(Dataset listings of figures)

---

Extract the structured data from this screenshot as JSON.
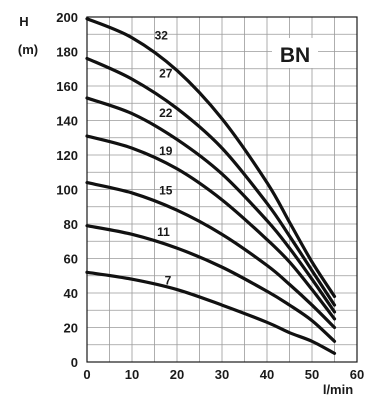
{
  "chart_data": {
    "type": "line",
    "title": "BN",
    "ylabel_symbol": "H",
    "ylabel_unit": "(m)",
    "xlabel": "l/min",
    "xlim": [
      0,
      60
    ],
    "ylim": [
      0,
      200
    ],
    "x_ticks": [
      "0",
      "10",
      "20",
      "30",
      "40",
      "50",
      "60"
    ],
    "y_ticks": [
      "0",
      "20",
      "40",
      "60",
      "80",
      "100",
      "120",
      "140",
      "160",
      "180",
      "200"
    ],
    "x_grid_step": 5,
    "y_grid_step": 10,
    "grid": true,
    "colors": {
      "curve": "#111111",
      "grid": "#9a9a9a",
      "frame": "#1a1a1a"
    },
    "series": [
      {
        "name": "32",
        "label_at": [
          16.5,
          187
        ],
        "x": [
          0,
          10,
          20,
          30,
          40,
          45,
          50,
          55
        ],
        "y": [
          199,
          188,
          169,
          141,
          104,
          81,
          58,
          38
        ]
      },
      {
        "name": "27",
        "label_at": [
          17.5,
          165
        ],
        "x": [
          0,
          10,
          20,
          30,
          40,
          45,
          50,
          55
        ],
        "y": [
          176,
          164,
          147,
          124,
          92,
          73,
          53,
          33
        ]
      },
      {
        "name": "22",
        "label_at": [
          17.5,
          142
        ],
        "x": [
          0,
          10,
          20,
          30,
          40,
          45,
          50,
          55
        ],
        "y": [
          153,
          144,
          129,
          109,
          82,
          66,
          48,
          29
        ]
      },
      {
        "name": "19",
        "label_at": [
          17.5,
          120
        ],
        "x": [
          0,
          10,
          20,
          30,
          40,
          45,
          50,
          55
        ],
        "y": [
          131,
          124,
          112,
          94,
          71,
          58,
          42,
          25
        ]
      },
      {
        "name": "15",
        "label_at": [
          17.5,
          97
        ],
        "x": [
          0,
          10,
          20,
          30,
          40,
          45,
          50,
          55
        ],
        "y": [
          104,
          98,
          88,
          74,
          56,
          45,
          33,
          20
        ]
      },
      {
        "name": "11",
        "label_at": [
          17.0,
          73
        ],
        "x": [
          0,
          10,
          20,
          30,
          40,
          45,
          50,
          55
        ],
        "y": [
          79,
          74,
          66,
          55,
          41,
          33,
          24,
          12
        ]
      },
      {
        "name": "7",
        "label_at": [
          18.0,
          45
        ],
        "x": [
          0,
          10,
          20,
          30,
          40,
          45,
          50,
          55
        ],
        "y": [
          52,
          48,
          42,
          33,
          23,
          17,
          12,
          5
        ]
      }
    ]
  }
}
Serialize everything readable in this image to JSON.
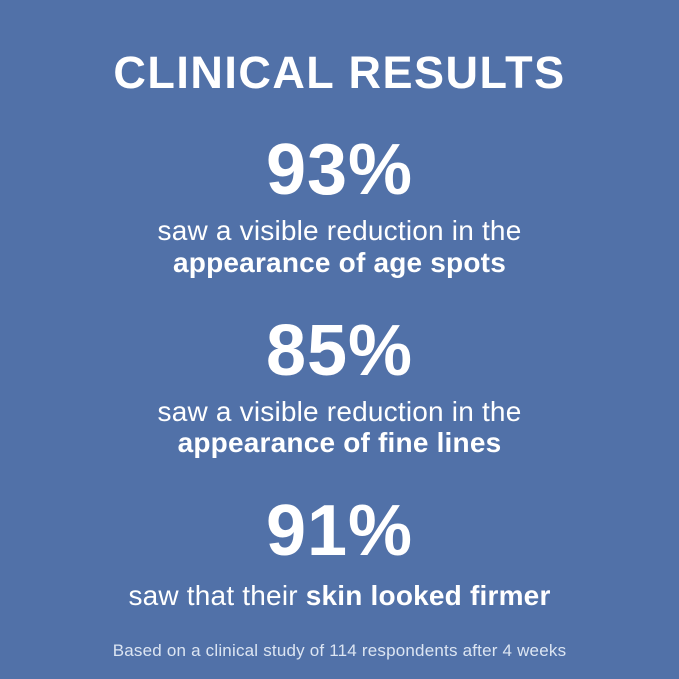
{
  "colors": {
    "background": "#5171A8",
    "text": "#FFFFFF",
    "footnote_text": "#DCE5F2"
  },
  "title": "CLINICAL RESULTS",
  "stats": [
    {
      "value": "93%",
      "description_regular": "saw a visible reduction in the",
      "description_bold": "appearance of age spots"
    },
    {
      "value": "85%",
      "description_regular": "saw a visible reduction in the",
      "description_bold": "appearance of fine lines"
    },
    {
      "value": "91%",
      "description_regular": "saw that their",
      "description_bold": "skin looked firmer"
    }
  ],
  "footnote": "Based on a clinical study of 114 respondents after 4 weeks"
}
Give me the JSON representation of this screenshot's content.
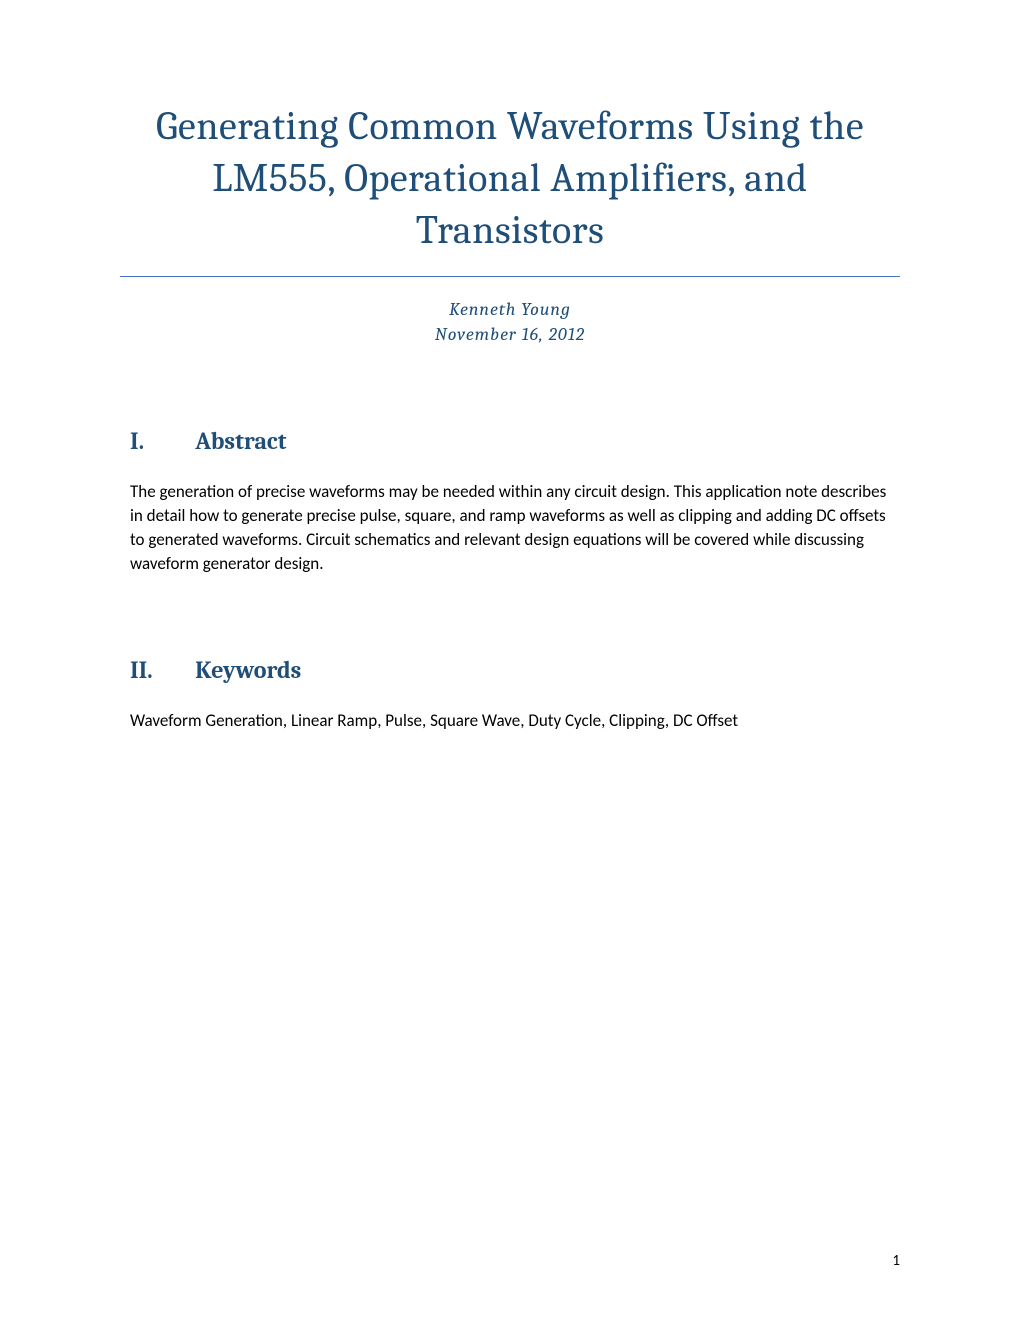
{
  "title": "Generating Common Waveforms Using the LM555, Operational Amplifiers, and Transistors",
  "author": "Kenneth Young",
  "date": "November 16, 2012",
  "sections": [
    {
      "number": "I.",
      "heading": "Abstract",
      "body": "The generation of precise waveforms may be needed within any circuit design. This application note describes in detail how to generate precise pulse, square, and ramp waveforms as well as clipping and adding DC offsets to generated waveforms. Circuit schematics and relevant design equations will be covered while discussing waveform generator design."
    },
    {
      "number": "II.",
      "heading": "Keywords",
      "body": "Waveform Generation, Linear Ramp, Pulse, Square Wave, Duty Cycle, Clipping, DC Offset"
    }
  ],
  "page_number": "1",
  "colors": {
    "title_color": "#1f4e79",
    "heading_color": "#1f4e79",
    "author_color": "#1f4e79",
    "body_color": "#000000",
    "border_color": "#4472c4",
    "background": "#ffffff"
  },
  "typography": {
    "title_fontsize": 40,
    "heading_fontsize": 24,
    "author_fontsize": 18,
    "body_fontsize": 17,
    "title_font": "Cambria",
    "body_font": "Calibri"
  }
}
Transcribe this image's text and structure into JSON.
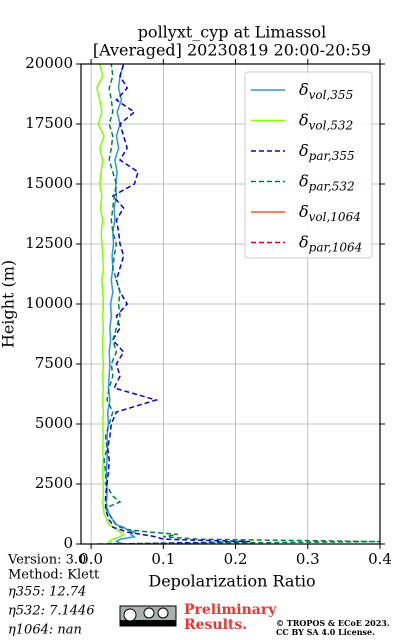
{
  "chart_data": {
    "type": "profile",
    "title": "pollyxt_cyp at Limassol",
    "subtitle": "[Averaged] 20230819 20:00-20:59",
    "xlabel": "Depolarization Ratio",
    "ylabel": "Height (m)",
    "xlim": [
      -0.014,
      0.4
    ],
    "ylim": [
      0,
      20000
    ],
    "xticks": [
      {
        "value": 0,
        "label": "0.0"
      },
      0.1,
      0.2,
      0.3,
      0.4
    ],
    "yticks": [
      0,
      2500,
      5000,
      7500,
      10000,
      12500,
      15000,
      17500,
      20000
    ],
    "grid": true,
    "legend": "upper right",
    "heights": [
      0,
      100,
      200,
      300,
      400,
      500,
      600,
      700,
      800,
      1000,
      1250,
      1500,
      1750,
      2000,
      2500,
      3000,
      3500,
      4000,
      4500,
      5000,
      5500,
      6000,
      6500,
      7000,
      7500,
      8000,
      8500,
      9000,
      9500,
      10000,
      10500,
      11000,
      11500,
      12000,
      12500,
      13000,
      13500,
      14000,
      14500,
      15000,
      15500,
      16000,
      16500,
      17000,
      17500,
      18000,
      18500,
      19000,
      19500,
      20000
    ],
    "series": [
      {
        "name": "δvol,355",
        "color": "#2f96e0",
        "dashed": false,
        "values": [
          0.045,
          0.035,
          0.04,
          0.06,
          0.055,
          0.06,
          0.05,
          0.045,
          0.035,
          0.03,
          0.025,
          0.022,
          0.021,
          0.022,
          0.022,
          0.021,
          0.022,
          0.023,
          0.022,
          0.024,
          0.023,
          0.026,
          0.024,
          0.025,
          0.026,
          0.025,
          0.027,
          0.026,
          0.028,
          0.027,
          0.03,
          0.028,
          0.03,
          0.029,
          0.031,
          0.03,
          0.033,
          0.032,
          0.035,
          0.034,
          0.036,
          0.033,
          0.038,
          0.035,
          0.04,
          0.036,
          0.042,
          0.038,
          0.04,
          0.045
        ]
      },
      {
        "name": "δvol,532",
        "color": "#80ff00",
        "dashed": false,
        "values": [
          0.03,
          0.025,
          0.03,
          0.04,
          0.045,
          0.04,
          0.035,
          0.03,
          0.025,
          0.022,
          0.018,
          0.017,
          0.016,
          0.017,
          0.017,
          0.016,
          0.017,
          0.016,
          0.017,
          0.016,
          0.017,
          0.016,
          0.017,
          0.016,
          0.017,
          0.016,
          0.016,
          0.017,
          0.016,
          0.017,
          0.016,
          0.015,
          0.017,
          0.016,
          0.015,
          0.014,
          0.016,
          0.013,
          0.015,
          0.012,
          0.014,
          0.016,
          0.012,
          0.018,
          0.01,
          0.015,
          0.012,
          0.008,
          0.016,
          0.012
        ]
      },
      {
        "name": "δpar,355",
        "color": "#0000dd",
        "dashed": true,
        "values": [
          0.03,
          0.22,
          0.1,
          0.09,
          0.07,
          0.05,
          0.04,
          0.03,
          0.03,
          0.025,
          0.022,
          0.02,
          0.02,
          0.02,
          0.022,
          0.024,
          0.025,
          0.023,
          0.026,
          0.028,
          0.035,
          0.09,
          0.032,
          0.04,
          0.035,
          0.045,
          0.03,
          0.04,
          0.035,
          0.05,
          0.04,
          0.035,
          0.04,
          0.045,
          0.04,
          0.038,
          0.035,
          0.045,
          0.03,
          0.06,
          0.065,
          0.04,
          0.05,
          0.045,
          0.04,
          0.06,
          0.035,
          0.05,
          0.04,
          0.045
        ]
      },
      {
        "name": "δpar,532",
        "color": "#008040",
        "dashed": true,
        "values": [
          0.01,
          0.4,
          0.15,
          0.1,
          0.12,
          0.08,
          0.05,
          0.04,
          0.035,
          0.03,
          0.025,
          0.02,
          0.04,
          0.03,
          0.02,
          0.02,
          0.018,
          0.022,
          0.02,
          0.025,
          0.03,
          0.022,
          0.025,
          0.03,
          0.028,
          0.035,
          0.03,
          0.035,
          0.04,
          0.038,
          0.04,
          0.035,
          0.03,
          0.032,
          0.035,
          0.03,
          0.028,
          0.03,
          0.032,
          0.035,
          0.03,
          0.025,
          0.028,
          0.03,
          0.025,
          0.03,
          0.028,
          0.025,
          0.03,
          0.028
        ]
      },
      {
        "name": "δvol,1064",
        "color": "#ff5533",
        "dashed": false,
        "values": [
          null,
          null,
          null,
          null,
          null,
          null,
          null,
          null,
          null,
          null,
          null,
          null,
          null,
          null,
          null,
          null,
          null,
          null,
          null,
          null,
          null,
          null,
          null,
          null,
          null,
          null,
          null,
          null,
          null,
          null,
          null,
          null,
          null,
          null,
          null,
          null,
          null,
          null,
          null,
          null,
          null,
          null,
          null,
          null,
          null,
          null,
          null,
          null,
          null,
          null
        ]
      },
      {
        "name": "δpar,1064",
        "color": "#dd0000",
        "dashed": true,
        "values": [
          null,
          null,
          null,
          null,
          null,
          null,
          null,
          null,
          null,
          null,
          null,
          null,
          null,
          null,
          null,
          null,
          null,
          null,
          null,
          null,
          null,
          null,
          null,
          null,
          null,
          null,
          null,
          null,
          null,
          null,
          null,
          null,
          null,
          null,
          null,
          null,
          null,
          null,
          null,
          null,
          null,
          null,
          null,
          null,
          null,
          null,
          null,
          null,
          null,
          null
        ]
      }
    ],
    "annotations": [
      "Version: 3.0",
      "Method: Klett",
      "η355:  12.74",
      "η532: 7.1446",
      "η1064:    nan"
    ],
    "stamp": [
      "Preliminary",
      "Results."
    ],
    "copyright": [
      "© TROPOS & ECoE 2023.",
      "CC BY SA 4.0 License."
    ]
  }
}
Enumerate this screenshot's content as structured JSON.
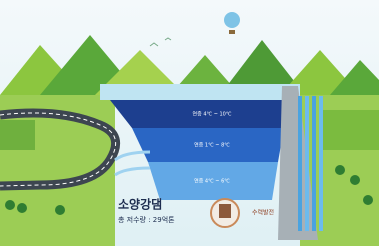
{
  "title": "소양강댐",
  "subtitle": "총 저수량 : 29억톤",
  "layers": [
    "연중 4℃ ~ 10℃",
    "연중 1℃ ~ 8℃",
    "연중 4℃ ~ 6℃"
  ],
  "plant_label": "수력발전"
}
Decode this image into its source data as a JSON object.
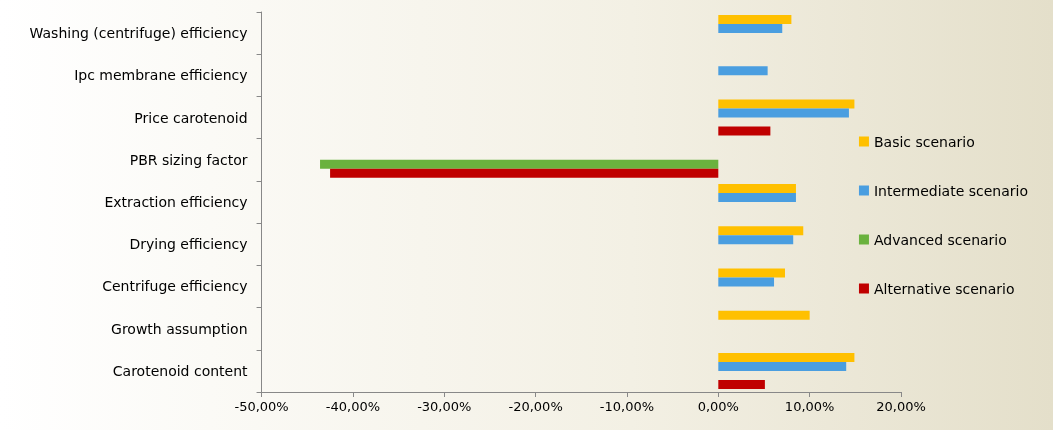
{
  "chart_data": {
    "type": "bar",
    "orientation": "horizontal",
    "categories": [
      "Washing (centrifuge) efficiency",
      "Ipc membrane efficiency",
      "Price carotenoid",
      "PBR sizing factor",
      "Extraction efficiency",
      "Drying efficiency",
      "Centrifuge efficiency",
      "Growth assumption",
      "Carotenoid content"
    ],
    "series": [
      {
        "name": "Basic scenario",
        "color": "#ffc000",
        "values": [
          0.08,
          null,
          0.149,
          null,
          0.085,
          0.093,
          0.073,
          0.1,
          0.149
        ]
      },
      {
        "name": "Intermediate scenario",
        "color": "#4a9ee0",
        "values": [
          0.07,
          0.054,
          0.143,
          null,
          0.085,
          0.082,
          0.061,
          null,
          0.14
        ]
      },
      {
        "name": "Advanced scenario",
        "color": "#6ab23e",
        "values": [
          null,
          null,
          null,
          -0.436,
          null,
          null,
          null,
          null,
          null
        ]
      },
      {
        "name": "Alternative scenario",
        "color": "#c00000",
        "values": [
          null,
          null,
          0.057,
          -0.425,
          null,
          null,
          null,
          null,
          0.051
        ]
      }
    ],
    "xlim": [
      -0.5,
      0.2
    ],
    "xticks": [
      {
        "value": -0.5,
        "label": "-50,00%"
      },
      {
        "value": -0.4,
        "label": "-40,00%"
      },
      {
        "value": -0.3,
        "label": "-30,00%"
      },
      {
        "value": -0.2,
        "label": "-20,00%"
      },
      {
        "value": -0.1,
        "label": "-10,00%"
      },
      {
        "value": 0,
        "label": "0,00%"
      },
      {
        "value": 0.1,
        "label": "10,00%"
      },
      {
        "value": 0.2,
        "label": "20,00%"
      }
    ],
    "grid": false,
    "legend": "right"
  }
}
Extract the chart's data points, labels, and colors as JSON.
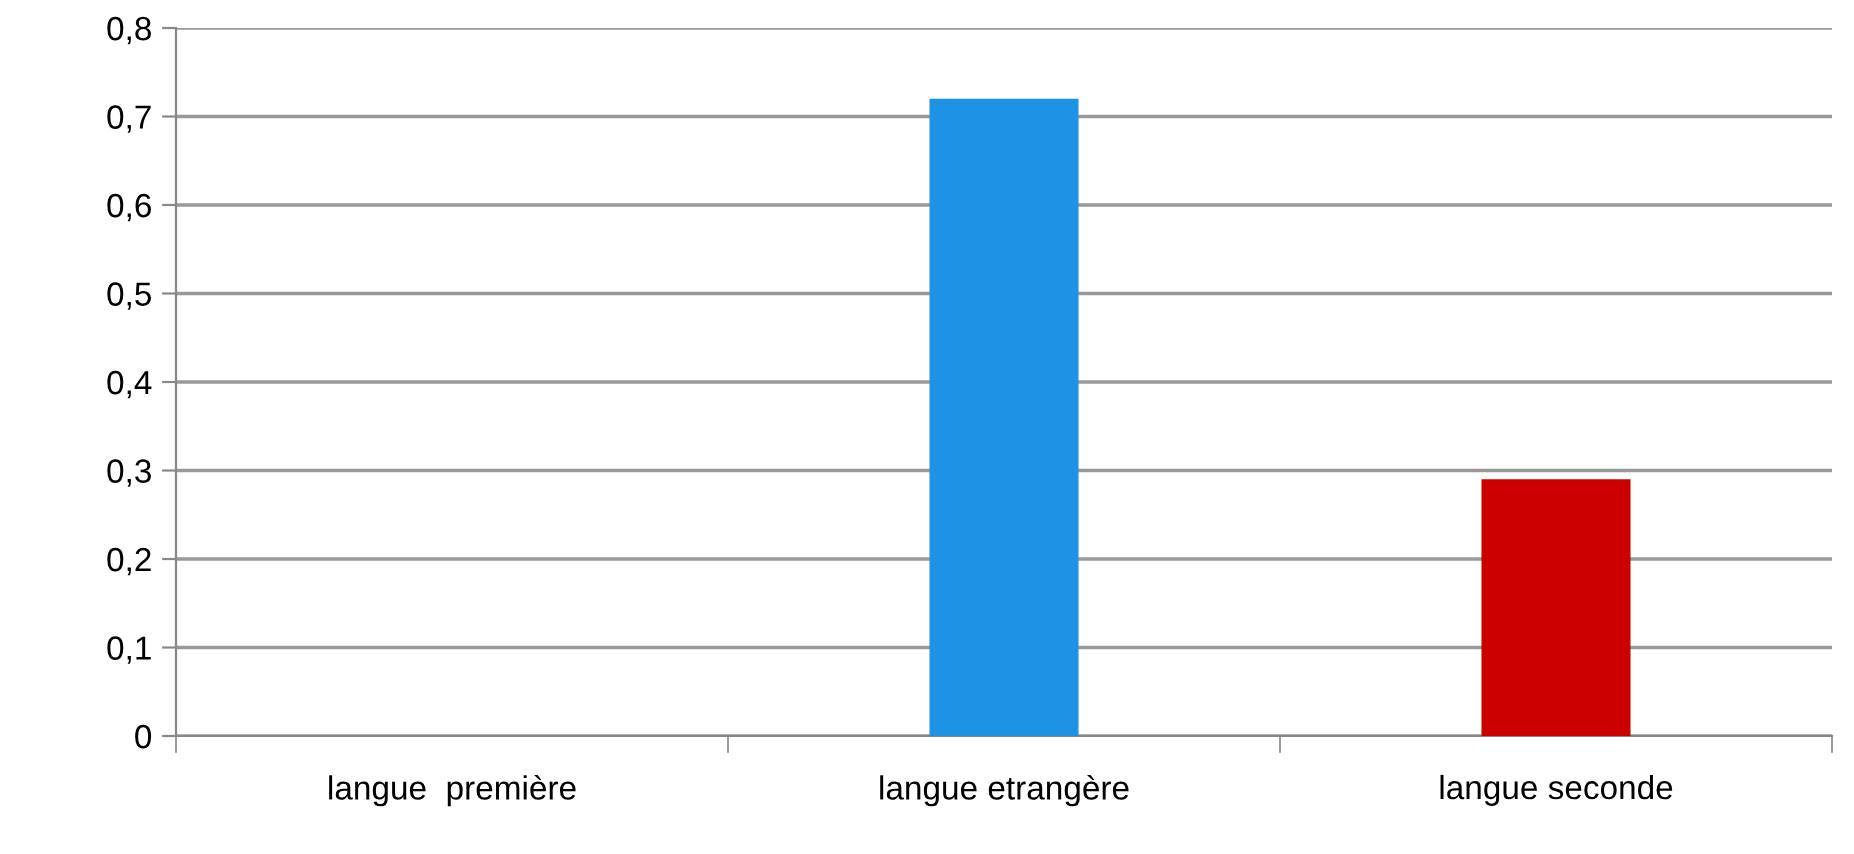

---

- _EXERCISE AIM_: Only the count is wanted: report how many lines of the material above hold the word "background".

- _THE RESULT_: 2